**Exercise objective**
Every line of the data that contains the string "farmacéuticos" must be copied.

**Data lines**
=======
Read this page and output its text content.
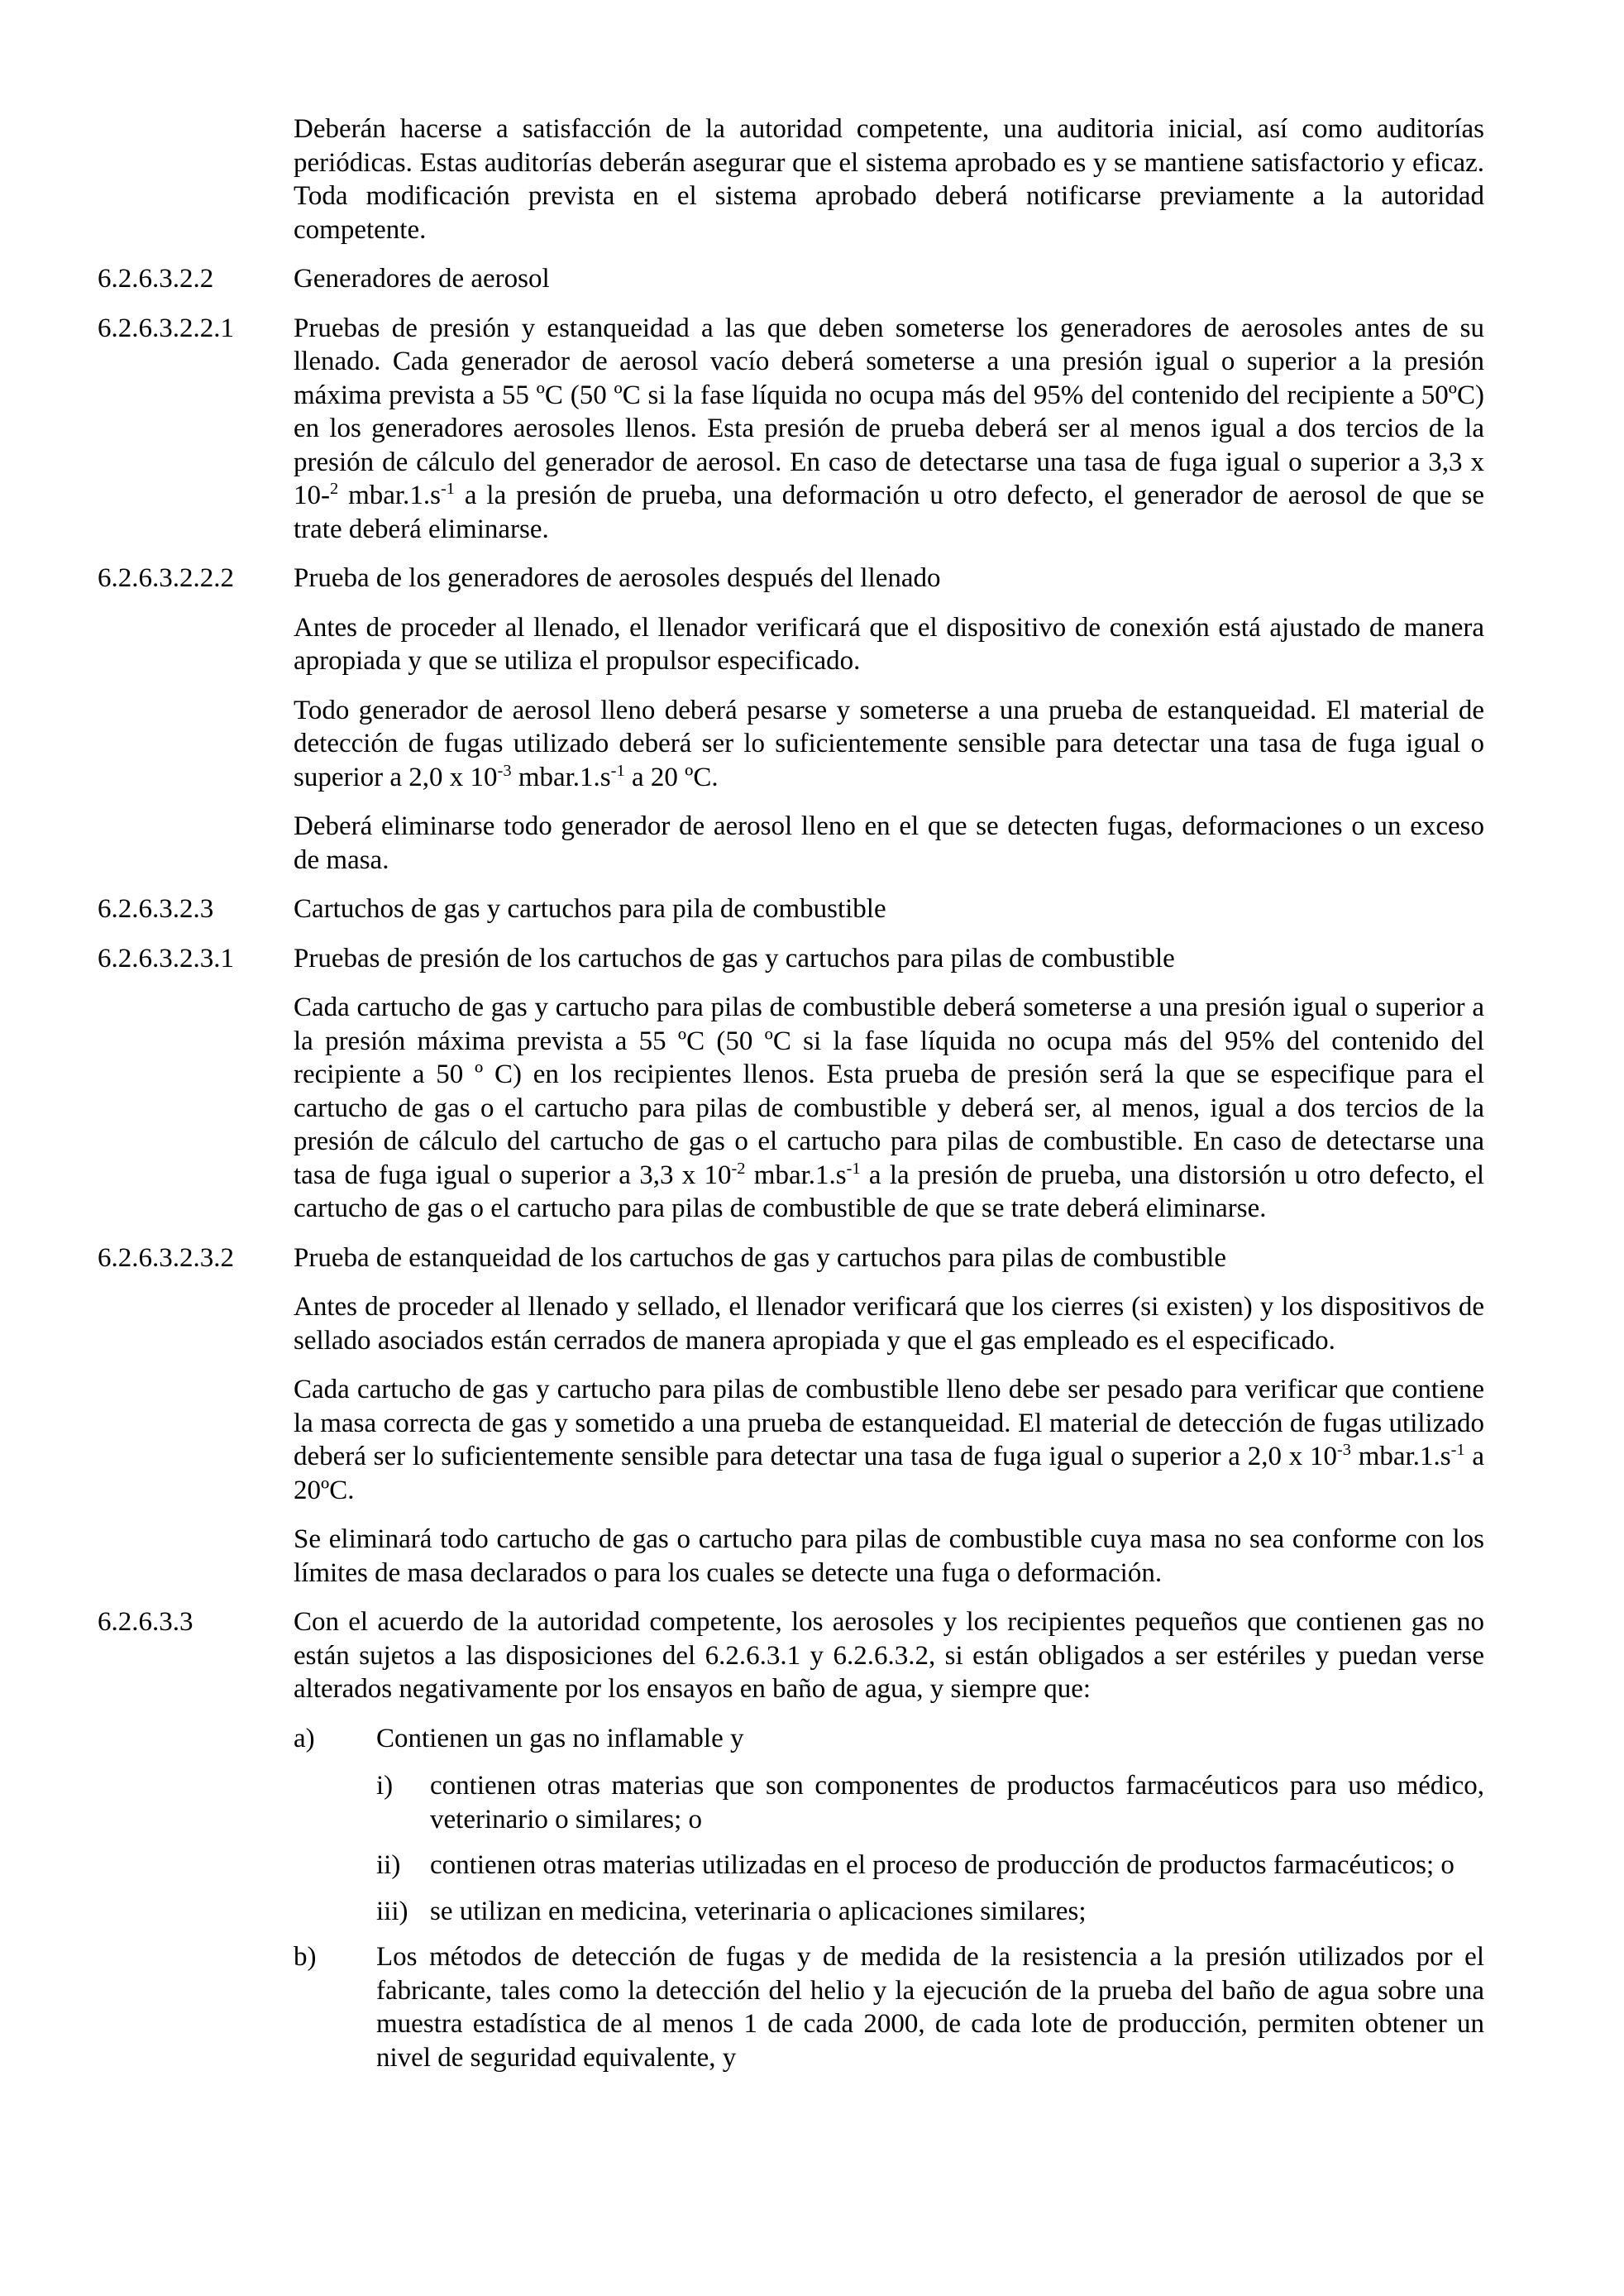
Deberán hacerse a satisfacción de la autoridad competente, una auditoria inicial, así como auditorías periódicas. Estas auditorías deberán asegurar que el sistema aprobado es y se mantiene satisfactorio y eficaz. Toda modificación prevista en el sistema aprobado deberá notificarse previamente a la autoridad competente.

6.2.6.3.2.2	Generadores de aerosol

6.2.6.3.2.2.1	Pruebas de presión y estanqueidad a las que deben someterse los generadores de aerosoles antes de su llenado. Cada generador de aerosol vacío deberá someterse a una presión igual o superior a la presión máxima prevista a 55 ºC (50 ºC si la fase líquida no ocupa más del 95% del contenido del recipiente a 50ºC) en los generadores aerosoles llenos. Esta presión de prueba deberá ser al menos igual a dos tercios de la presión de cálculo del generador de aerosol. En caso de detectarse una tasa de fuga igual o superior a 3,3 x 10-$^2$ $mbar.1.s^{-1}$ a la presión de prueba, una deformación u otro defecto, el generador de aerosol de que se trate deberá eliminarse.

6.2.6.3.2.2.2	Prueba de los generadores de aerosoles después del llenado

Antes de proceder al llenado, el llenador verificará que el dispositivo de conexión está ajustado de manera apropiada y que se utiliza el propulsor especificado.

Todo generador de aerosol lleno deberá pesarse y someterse a una prueba de estanqueidad. El material de detección de fugas utilizado deberá ser lo suficientemente sensible para detectar una tasa de fuga igual o superior a 2,0 x $10^{-3}$ $mbar.1.s^{-1}$ a 20 ºC.

Deberá eliminarse todo generador de aerosol lleno en el que se detecten fugas, deformaciones o un exceso de masa.

6.2.6.3.2.3	Cartuchos de gas y cartuchos para pila de combustible

6.2.6.3.2.3.1	Pruebas de presión de los cartuchos de gas y cartuchos para pilas de combustible

Cada cartucho de gas y cartucho para pilas de combustible deberá someterse a una presión igual o superior a la presión máxima prevista a 55 ºC (50 ºC si la fase líquida no ocupa más del 95% del contenido del recipiente a 50 º C) en los recipientes llenos. Esta prueba de presión será la que se especifique para el cartucho de gas o el cartucho para pilas de combustible y deberá ser, al menos, igual a dos tercios de la presión de cálculo del cartucho de gas o el cartucho para pilas de combustible. En caso de detectarse una tasa de fuga igual o superior a 3,3 x $10^{-2}$ $mbar.1.s^{-1}$ a la presión de prueba, una distorsión u otro defecto, el cartucho de gas o el cartucho para pilas de combustible de que se trate deberá eliminarse.

6.2.6.3.2.3.2	Prueba de estanqueidad de los cartuchos de gas y cartuchos para pilas de combustible

Antes de proceder al llenado y sellado, el llenador verificará que los cierres (si existen) y los dispositivos de sellado asociados están cerrados de manera apropiada y que el gas empleado es el especificado.

Cada cartucho de gas y cartucho para pilas de combustible lleno debe ser pesado para verificar que contiene la masa correcta de gas y sometido a una prueba de estanqueidad. El material de detección de fugas utilizado deberá ser lo suficientemente sensible para detectar una tasa de fuga igual o superior a 2,0 x $10^{-3}$ $mbar.1.s^{-1}$ a 20ºC.

Se eliminará todo cartucho de gas o cartucho para pilas de combustible cuya masa no sea conforme con los límites de masa declarados o para los cuales se detecte una fuga o deformación.

6.2.6.3.3	Con el acuerdo de la autoridad competente, los aerosoles y los recipientes pequeños que contienen gas no están sujetos a las disposiciones del 6.2.6.3.1 y 6.2.6.3.2, si están obligados a ser estériles y puedan verse alterados negativamente por los ensayos en baño de agua, y siempre que:

a)	Contienen un gas no inflamable y

i)	contienen otras materias que son componentes de productos farmacéuticos para uso médico, veterinario o similares; o

ii)	contienen otras materias utilizadas en el proceso de producción de productos farmacéuticos; o

iii) se utilizan en medicina, veterinaria o aplicaciones similares;

b)	Los métodos de detección de fugas y de medida de la resistencia a la presión utilizados por el fabricante, tales como la detección del helio y la ejecución de la prueba del baño de agua sobre una muestra estadística de al menos 1 de cada 2000, de cada lote de producción, permiten obtener un nivel de seguridad equivalente, y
=======
**Final result**
i)	contienen otras materias que son componentes de productos farmacéuticos para uso médico, veterinario o similares; o
ii)	contienen otras materias utilizadas en el proceso de producción de productos farmacéuticos; o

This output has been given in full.